◆ Work required ◆
Identify all lines of the data containing the string "hned" and copy them.

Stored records
<<<<

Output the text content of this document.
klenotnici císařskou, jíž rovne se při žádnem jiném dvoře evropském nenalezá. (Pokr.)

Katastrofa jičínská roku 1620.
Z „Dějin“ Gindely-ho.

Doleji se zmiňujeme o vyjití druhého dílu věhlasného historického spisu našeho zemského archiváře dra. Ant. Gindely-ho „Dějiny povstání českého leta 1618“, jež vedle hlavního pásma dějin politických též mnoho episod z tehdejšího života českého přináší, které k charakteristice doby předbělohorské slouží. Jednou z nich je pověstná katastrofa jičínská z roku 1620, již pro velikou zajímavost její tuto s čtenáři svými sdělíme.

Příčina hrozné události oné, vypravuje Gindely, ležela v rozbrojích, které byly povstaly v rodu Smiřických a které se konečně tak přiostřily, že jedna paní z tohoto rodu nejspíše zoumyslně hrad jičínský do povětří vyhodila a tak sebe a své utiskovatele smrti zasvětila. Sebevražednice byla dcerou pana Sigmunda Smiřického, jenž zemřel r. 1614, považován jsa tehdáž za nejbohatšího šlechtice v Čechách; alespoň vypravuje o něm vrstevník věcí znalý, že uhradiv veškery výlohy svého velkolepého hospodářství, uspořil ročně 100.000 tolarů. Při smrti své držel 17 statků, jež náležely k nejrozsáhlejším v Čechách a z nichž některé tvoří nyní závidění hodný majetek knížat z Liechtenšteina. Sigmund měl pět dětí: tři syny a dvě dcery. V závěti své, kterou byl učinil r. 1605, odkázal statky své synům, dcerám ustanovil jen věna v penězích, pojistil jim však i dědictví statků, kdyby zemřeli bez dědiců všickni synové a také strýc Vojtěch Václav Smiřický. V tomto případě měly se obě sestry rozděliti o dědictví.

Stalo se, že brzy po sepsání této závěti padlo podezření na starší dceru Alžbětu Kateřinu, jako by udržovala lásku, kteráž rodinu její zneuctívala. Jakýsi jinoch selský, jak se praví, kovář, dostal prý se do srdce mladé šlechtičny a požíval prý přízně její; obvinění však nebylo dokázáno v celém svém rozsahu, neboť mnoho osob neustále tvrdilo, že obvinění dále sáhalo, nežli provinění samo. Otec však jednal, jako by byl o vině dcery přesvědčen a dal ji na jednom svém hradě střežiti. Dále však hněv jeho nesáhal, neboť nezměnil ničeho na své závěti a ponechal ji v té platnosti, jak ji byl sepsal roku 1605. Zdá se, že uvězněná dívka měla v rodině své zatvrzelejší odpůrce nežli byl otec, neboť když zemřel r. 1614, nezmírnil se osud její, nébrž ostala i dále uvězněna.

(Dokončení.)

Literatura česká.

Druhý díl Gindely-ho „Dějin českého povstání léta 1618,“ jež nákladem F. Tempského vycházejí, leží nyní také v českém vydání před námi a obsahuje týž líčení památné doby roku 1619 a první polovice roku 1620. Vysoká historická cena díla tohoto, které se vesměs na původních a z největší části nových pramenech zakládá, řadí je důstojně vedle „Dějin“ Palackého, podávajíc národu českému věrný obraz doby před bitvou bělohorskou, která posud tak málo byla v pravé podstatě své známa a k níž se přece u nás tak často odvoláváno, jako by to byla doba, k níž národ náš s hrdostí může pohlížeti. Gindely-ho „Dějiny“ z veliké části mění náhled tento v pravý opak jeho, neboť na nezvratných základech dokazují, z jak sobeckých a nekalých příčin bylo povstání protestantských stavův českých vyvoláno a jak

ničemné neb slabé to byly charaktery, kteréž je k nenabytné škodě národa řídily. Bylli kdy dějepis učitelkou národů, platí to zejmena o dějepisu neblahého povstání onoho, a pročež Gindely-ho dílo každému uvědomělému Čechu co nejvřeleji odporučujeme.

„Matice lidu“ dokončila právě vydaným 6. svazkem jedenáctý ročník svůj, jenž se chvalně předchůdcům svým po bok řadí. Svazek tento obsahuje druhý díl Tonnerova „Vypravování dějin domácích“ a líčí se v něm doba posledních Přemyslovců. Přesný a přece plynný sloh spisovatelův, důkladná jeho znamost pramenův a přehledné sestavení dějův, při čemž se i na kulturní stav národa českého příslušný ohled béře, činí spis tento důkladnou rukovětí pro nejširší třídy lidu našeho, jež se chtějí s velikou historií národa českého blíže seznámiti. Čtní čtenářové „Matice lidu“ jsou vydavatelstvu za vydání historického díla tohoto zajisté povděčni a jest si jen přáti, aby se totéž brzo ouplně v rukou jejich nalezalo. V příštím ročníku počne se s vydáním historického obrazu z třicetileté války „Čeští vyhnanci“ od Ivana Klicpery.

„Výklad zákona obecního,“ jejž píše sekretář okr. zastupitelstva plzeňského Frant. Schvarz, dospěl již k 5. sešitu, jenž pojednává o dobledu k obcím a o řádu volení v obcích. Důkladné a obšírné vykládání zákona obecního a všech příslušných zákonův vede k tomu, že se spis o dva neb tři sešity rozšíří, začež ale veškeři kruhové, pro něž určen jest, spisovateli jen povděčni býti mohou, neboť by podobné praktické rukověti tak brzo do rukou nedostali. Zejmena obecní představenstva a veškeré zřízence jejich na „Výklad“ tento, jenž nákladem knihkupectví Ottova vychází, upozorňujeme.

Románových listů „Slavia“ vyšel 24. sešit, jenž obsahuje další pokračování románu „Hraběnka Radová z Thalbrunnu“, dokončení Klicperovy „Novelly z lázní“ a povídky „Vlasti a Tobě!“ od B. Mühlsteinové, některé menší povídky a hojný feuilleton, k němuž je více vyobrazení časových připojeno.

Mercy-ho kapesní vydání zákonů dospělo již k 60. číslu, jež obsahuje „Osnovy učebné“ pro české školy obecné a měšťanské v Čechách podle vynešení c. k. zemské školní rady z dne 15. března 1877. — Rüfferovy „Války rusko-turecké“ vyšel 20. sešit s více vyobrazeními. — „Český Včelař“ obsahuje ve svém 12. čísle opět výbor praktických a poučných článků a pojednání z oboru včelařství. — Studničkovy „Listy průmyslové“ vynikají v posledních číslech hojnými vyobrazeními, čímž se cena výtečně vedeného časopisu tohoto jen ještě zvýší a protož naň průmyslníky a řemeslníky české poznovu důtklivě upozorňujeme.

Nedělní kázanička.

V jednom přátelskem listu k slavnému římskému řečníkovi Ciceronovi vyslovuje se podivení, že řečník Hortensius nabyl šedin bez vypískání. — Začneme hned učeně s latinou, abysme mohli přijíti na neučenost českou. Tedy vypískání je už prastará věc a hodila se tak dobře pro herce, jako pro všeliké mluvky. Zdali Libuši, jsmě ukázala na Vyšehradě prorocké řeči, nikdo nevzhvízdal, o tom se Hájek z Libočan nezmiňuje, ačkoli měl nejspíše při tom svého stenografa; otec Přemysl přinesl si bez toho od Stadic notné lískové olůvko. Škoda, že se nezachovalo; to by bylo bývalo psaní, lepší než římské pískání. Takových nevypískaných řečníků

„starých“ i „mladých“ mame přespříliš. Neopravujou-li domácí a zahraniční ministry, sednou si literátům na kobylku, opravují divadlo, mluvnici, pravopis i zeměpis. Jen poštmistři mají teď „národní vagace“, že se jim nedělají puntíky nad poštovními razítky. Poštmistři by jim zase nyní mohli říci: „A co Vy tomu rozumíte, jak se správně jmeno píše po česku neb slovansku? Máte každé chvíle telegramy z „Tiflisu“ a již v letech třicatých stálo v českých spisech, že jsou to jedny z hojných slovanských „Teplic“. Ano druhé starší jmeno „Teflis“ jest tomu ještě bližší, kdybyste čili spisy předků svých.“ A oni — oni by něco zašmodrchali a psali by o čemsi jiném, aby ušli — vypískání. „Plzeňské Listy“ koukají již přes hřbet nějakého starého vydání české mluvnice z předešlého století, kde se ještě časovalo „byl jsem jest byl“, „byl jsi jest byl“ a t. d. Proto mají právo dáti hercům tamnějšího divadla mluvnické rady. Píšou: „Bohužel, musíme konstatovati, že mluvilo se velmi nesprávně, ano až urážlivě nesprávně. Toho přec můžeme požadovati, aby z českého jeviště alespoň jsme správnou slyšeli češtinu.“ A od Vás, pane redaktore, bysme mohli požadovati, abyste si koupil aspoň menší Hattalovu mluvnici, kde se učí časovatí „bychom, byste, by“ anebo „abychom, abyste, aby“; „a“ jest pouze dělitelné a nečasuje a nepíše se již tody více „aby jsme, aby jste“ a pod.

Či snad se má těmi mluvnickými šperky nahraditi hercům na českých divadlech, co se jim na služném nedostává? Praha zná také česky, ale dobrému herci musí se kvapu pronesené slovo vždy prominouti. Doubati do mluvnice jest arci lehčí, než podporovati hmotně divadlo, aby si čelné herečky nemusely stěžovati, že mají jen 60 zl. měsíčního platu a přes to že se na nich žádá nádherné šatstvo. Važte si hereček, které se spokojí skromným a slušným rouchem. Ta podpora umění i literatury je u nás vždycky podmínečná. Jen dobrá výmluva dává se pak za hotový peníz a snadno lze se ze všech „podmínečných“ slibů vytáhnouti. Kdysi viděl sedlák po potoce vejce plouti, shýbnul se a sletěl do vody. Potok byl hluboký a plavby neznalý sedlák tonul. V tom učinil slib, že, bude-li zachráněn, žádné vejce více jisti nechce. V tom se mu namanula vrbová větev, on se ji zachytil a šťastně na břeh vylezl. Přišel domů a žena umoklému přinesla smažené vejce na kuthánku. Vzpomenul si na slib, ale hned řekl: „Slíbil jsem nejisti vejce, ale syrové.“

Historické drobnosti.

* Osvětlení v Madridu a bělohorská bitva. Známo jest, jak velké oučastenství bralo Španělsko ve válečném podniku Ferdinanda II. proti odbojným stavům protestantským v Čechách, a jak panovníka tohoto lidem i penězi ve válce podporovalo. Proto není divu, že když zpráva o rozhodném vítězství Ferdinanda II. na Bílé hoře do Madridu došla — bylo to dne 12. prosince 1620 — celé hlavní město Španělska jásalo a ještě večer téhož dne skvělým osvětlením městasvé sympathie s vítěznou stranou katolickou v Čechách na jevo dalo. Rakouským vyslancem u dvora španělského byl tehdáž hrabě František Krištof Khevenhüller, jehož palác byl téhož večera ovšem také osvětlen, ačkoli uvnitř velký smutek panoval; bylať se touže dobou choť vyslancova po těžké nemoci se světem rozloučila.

>>>>

◆ Task result ◆
V jednom přátelskem listu k slavnému římskému řečníkovi Ciceronovi vyslovuje se podivení, že řečník Hortensius nabyl šedin bez vypískání. — Začneme hned učeně s latinou, abysme mohli přijíti na neučenost českou. Tedy vypískání je už prastará věc a hodila se tak dobře pro herce, jako pro všeliké mluvky. Zdali Libuši, jsmě ukázala na Vyšehradě prorocké řeči, nikdo nevzhvízdal, o tom se Hájek z Libočan nezmiňuje, ačkoli měl nejspíše při tom svého stenografa; otec Přemysl přinesl si bez toho od Stadic notné lískové olůvko. Škoda, že se nezachovalo; to by bylo bývalo psaní, lepší než římské pískání. Takových nevypískaných řečníků
Či snad se má těmi mluvnickými šperky nahraditi hercům na českých divadlech, co se jim na služném nedostává? Praha zná také česky, ale dobrému herci musí se kvapu pronesené slovo vždy prominouti. Doubati do mluvnice jest arci lehčí, než podporovati hmotně divadlo, aby si čelné herečky nemusely stěžovati, že mají jen 60 zl. měsíčního platu a přes to že se na nich žádá nádherné šatstvo. Važte si hereček, které se spokojí skromným a slušným rouchem. Ta podpora umění i literatury je u nás vždycky podmínečná. Jen dobrá výmluva dává se pak za hotový peníz a snadno lze se ze všech „podmínečných“ slibů vytáhnouti. Kdysi viděl sedlák po potoce vejce plouti, shýbnul se a sletěl do vody. Potok byl hluboký a plavby neznalý sedlák tonul. V tom učinil slib, že, bude-li zachráněn, žádné vejce více jisti nechce. V tom se mu namanula vrbová větev, on se ji zachytil a šťastně na břeh vylezl. Přišel domů a žena umoklému přinesla smažené vejce na kuthánku. Vzpomenul si na slib, ale hned řekl: „Slíbil jsem nejisti vejce, ale syrové.“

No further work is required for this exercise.